### DATA EXCERPTS
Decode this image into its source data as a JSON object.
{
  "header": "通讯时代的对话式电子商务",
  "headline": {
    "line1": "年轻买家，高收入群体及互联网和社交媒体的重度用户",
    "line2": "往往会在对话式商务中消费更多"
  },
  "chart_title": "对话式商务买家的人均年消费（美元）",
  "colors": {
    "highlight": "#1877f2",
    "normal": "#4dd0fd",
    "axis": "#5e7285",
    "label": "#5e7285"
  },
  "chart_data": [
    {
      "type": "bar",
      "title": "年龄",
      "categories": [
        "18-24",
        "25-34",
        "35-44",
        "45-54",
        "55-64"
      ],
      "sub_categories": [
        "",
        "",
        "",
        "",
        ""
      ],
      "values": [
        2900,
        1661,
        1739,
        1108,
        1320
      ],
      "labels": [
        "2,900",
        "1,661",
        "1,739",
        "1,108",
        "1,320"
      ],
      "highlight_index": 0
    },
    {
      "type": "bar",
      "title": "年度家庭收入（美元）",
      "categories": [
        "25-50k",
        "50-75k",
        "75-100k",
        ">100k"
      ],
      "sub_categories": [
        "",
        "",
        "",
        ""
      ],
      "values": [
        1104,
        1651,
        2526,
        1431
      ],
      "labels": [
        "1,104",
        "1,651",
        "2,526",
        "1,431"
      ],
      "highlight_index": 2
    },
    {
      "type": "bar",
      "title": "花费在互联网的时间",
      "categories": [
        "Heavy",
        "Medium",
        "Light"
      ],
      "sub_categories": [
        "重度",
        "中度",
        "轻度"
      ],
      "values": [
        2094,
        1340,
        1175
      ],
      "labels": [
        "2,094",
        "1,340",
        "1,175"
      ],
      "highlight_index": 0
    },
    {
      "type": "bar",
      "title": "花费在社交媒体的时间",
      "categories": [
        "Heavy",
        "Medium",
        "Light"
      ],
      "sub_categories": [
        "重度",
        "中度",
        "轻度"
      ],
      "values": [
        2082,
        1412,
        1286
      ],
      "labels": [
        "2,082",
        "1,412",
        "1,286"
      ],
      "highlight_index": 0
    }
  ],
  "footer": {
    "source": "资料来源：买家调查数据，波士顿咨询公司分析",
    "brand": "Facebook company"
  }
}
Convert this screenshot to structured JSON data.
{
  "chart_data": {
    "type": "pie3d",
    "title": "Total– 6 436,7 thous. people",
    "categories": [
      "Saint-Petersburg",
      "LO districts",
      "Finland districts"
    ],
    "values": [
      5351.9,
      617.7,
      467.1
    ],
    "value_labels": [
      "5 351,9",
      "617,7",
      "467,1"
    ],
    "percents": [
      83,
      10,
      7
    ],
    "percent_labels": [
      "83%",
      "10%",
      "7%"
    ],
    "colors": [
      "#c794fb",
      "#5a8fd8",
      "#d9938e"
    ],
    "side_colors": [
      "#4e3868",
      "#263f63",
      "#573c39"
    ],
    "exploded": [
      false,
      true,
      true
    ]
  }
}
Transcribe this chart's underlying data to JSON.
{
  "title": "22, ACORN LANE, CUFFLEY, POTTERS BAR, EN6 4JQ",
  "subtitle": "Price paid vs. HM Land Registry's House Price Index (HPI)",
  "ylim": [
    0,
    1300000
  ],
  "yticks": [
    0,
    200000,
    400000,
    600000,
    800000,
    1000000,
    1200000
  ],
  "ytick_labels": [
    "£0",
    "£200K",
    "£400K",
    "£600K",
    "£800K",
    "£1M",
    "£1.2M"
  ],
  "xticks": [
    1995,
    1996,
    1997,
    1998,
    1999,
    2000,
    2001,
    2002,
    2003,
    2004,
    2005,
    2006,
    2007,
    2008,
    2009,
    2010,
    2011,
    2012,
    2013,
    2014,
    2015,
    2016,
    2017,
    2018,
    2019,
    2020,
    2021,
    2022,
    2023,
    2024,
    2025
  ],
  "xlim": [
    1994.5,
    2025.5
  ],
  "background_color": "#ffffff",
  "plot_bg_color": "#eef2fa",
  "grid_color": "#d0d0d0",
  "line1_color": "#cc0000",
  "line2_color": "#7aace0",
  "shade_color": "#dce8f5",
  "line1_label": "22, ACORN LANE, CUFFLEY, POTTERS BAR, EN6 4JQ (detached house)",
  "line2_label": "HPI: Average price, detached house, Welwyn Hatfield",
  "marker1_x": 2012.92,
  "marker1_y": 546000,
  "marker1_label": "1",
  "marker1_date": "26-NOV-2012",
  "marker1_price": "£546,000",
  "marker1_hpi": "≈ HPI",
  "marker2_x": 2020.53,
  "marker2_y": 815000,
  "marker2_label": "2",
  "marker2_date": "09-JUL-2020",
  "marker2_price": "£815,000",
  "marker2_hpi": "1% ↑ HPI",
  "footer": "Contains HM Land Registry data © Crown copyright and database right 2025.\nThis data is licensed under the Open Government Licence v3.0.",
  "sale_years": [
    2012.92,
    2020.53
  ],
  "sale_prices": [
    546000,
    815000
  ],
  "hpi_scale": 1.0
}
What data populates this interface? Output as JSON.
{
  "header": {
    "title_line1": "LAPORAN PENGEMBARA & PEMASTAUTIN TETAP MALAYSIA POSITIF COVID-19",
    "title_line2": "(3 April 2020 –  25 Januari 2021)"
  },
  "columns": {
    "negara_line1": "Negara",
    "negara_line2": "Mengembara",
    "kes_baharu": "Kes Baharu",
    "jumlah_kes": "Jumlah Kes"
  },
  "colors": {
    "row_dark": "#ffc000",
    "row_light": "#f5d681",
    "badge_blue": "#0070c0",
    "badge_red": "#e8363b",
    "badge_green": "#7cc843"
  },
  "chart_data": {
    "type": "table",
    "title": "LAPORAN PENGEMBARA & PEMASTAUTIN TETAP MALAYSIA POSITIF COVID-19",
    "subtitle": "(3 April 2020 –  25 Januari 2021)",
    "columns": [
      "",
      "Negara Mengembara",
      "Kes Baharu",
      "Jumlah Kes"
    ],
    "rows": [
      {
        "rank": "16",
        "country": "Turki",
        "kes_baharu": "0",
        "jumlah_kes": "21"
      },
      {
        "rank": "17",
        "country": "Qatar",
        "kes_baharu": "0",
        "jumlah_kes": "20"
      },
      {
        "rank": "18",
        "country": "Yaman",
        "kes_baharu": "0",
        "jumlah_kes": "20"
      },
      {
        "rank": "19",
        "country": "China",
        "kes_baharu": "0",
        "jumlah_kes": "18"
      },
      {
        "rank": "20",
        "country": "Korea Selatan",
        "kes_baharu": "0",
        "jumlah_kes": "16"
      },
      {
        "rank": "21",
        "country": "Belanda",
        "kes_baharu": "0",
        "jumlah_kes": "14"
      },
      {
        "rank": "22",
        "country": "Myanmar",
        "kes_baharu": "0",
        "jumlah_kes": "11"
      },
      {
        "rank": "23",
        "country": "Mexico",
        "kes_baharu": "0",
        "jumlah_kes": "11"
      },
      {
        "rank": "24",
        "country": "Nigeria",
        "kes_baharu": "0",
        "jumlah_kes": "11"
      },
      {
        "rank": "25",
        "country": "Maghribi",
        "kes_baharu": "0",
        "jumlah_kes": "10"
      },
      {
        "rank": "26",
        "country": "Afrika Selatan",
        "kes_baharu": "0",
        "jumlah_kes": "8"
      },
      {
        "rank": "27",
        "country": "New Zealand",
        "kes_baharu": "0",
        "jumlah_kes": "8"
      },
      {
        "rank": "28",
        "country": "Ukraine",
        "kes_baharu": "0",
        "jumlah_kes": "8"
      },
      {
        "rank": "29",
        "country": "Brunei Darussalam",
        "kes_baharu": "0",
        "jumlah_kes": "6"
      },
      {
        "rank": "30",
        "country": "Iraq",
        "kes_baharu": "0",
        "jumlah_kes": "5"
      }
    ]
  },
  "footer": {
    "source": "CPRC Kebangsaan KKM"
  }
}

### DIRECTION
Which lines include "LANE"? Copy each of them out.

### TASK RESULT
  "title": "22, ACORN LANE, CUFFLEY, POTTERS BAR, EN6 4JQ",
  "line1_label": "22, ACORN LANE, CUFFLEY, POTTERS BAR, EN6 4JQ (detached house)",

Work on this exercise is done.